__INSTRUCTIONS TO FOLLOW__: In the stretch from the line containing "Detect and localize" through the line containing "en-department: Department Of", substitute "course-cell" for "module-cell" and rewrite only those lines, keeping everything else unchanged.
--- START PROVIDED ENTRIES ---
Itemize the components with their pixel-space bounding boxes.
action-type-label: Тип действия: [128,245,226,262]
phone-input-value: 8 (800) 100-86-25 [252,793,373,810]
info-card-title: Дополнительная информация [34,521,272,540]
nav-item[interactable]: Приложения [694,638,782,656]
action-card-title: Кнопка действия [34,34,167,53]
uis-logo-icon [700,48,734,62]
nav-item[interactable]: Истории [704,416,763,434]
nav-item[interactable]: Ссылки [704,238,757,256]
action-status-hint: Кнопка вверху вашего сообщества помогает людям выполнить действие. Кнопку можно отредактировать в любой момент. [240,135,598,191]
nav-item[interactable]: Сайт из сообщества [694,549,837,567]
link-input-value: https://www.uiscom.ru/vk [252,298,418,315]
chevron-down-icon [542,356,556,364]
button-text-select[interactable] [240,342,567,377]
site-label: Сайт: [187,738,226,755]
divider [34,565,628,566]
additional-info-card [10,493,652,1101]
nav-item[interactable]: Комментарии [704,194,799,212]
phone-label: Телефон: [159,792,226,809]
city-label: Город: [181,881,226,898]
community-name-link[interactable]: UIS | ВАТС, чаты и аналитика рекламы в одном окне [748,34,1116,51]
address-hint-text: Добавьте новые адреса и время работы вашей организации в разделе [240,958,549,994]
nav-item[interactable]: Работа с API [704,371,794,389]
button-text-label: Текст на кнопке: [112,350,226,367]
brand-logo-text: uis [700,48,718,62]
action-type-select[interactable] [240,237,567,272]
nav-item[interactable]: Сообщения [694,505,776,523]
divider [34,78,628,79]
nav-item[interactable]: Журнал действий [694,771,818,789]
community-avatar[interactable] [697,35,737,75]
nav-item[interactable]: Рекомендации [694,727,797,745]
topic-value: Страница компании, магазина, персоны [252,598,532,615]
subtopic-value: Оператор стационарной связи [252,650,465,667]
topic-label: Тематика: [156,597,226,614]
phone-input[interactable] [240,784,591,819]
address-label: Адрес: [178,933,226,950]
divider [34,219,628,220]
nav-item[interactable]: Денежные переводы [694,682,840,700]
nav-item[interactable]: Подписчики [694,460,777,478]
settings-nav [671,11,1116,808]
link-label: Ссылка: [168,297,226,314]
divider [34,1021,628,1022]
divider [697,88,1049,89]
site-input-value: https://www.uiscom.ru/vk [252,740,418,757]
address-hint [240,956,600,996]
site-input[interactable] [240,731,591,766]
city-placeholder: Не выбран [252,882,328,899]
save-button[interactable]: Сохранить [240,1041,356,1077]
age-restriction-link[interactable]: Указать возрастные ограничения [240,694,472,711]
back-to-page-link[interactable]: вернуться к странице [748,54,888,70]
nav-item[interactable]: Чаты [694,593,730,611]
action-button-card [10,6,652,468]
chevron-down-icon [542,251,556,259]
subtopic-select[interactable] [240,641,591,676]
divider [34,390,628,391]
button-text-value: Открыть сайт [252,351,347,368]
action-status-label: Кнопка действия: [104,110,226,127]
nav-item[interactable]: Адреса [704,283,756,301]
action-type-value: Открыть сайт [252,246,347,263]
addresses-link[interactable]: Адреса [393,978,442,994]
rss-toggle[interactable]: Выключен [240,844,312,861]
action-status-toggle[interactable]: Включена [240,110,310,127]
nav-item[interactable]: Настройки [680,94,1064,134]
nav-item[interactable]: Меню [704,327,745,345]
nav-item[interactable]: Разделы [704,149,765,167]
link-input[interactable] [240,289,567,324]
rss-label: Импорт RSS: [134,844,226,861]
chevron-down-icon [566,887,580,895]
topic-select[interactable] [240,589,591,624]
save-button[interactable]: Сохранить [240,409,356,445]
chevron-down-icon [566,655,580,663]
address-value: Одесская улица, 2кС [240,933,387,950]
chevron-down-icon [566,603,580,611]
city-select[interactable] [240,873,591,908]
--- END PROVIDED ENTRIES ---
--- START PROVIDED ENTRIES ---
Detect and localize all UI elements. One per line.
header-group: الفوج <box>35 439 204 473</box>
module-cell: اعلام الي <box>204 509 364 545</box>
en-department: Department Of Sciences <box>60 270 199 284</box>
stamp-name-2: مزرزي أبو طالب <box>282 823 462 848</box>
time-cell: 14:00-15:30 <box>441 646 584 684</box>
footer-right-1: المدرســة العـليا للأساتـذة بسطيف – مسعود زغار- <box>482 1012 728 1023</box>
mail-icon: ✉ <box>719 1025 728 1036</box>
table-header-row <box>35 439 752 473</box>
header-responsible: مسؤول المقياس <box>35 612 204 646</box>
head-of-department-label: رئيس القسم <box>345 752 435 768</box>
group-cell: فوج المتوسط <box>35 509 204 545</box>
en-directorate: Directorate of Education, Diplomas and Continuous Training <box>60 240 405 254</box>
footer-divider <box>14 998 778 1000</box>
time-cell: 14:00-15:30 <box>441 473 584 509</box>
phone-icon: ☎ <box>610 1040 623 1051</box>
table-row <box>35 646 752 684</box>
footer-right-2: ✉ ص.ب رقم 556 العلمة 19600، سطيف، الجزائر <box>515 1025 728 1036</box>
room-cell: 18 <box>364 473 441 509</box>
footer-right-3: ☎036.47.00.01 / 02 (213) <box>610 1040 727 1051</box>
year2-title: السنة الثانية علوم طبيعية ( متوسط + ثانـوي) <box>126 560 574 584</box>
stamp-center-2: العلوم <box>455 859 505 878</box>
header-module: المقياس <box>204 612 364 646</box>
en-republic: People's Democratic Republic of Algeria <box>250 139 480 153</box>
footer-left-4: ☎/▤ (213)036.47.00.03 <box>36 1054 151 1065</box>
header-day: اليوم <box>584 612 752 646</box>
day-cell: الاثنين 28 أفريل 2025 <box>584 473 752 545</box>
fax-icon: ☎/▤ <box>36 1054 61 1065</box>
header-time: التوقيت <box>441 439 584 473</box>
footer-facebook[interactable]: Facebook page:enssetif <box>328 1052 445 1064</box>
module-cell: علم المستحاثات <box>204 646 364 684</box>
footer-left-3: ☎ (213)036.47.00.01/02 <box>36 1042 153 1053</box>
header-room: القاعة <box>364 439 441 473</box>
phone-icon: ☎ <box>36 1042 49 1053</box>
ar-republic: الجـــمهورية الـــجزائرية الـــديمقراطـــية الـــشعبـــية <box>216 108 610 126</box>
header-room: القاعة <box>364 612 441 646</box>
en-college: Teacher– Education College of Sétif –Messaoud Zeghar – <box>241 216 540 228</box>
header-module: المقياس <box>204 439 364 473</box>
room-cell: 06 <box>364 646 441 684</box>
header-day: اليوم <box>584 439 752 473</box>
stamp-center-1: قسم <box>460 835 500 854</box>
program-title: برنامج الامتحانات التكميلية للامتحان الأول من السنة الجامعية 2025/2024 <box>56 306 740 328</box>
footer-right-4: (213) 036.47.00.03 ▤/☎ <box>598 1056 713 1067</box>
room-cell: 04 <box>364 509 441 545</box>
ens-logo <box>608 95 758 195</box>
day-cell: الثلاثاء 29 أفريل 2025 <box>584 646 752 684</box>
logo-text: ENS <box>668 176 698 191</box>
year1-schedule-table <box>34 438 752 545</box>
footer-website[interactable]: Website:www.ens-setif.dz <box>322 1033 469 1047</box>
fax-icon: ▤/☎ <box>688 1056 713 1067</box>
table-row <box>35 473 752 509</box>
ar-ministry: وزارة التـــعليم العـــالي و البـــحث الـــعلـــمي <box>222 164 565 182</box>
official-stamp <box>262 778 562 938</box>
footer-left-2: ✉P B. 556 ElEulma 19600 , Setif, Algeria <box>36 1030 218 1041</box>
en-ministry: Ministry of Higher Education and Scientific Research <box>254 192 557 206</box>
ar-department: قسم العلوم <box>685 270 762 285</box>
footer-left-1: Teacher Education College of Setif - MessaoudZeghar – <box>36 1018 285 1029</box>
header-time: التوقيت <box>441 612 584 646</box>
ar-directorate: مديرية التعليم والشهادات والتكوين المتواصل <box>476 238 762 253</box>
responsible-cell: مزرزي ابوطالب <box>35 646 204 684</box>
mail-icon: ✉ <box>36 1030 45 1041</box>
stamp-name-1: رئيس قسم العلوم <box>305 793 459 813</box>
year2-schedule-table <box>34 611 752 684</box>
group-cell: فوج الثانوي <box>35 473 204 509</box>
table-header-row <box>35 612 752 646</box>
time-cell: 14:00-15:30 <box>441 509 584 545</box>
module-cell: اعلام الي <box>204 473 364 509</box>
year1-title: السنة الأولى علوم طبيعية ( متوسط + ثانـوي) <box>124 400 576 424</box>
--- END PROVIDED ENTRIES ---
__COMPLETE OUTPUT__:
Detect and localize all UI elements. One per line.
header-group: الفوج <box>35 439 204 473</box>
course-cell: اعلام الي <box>204 509 364 545</box>
en-department: Department Of Sciences <box>60 270 199 284</box>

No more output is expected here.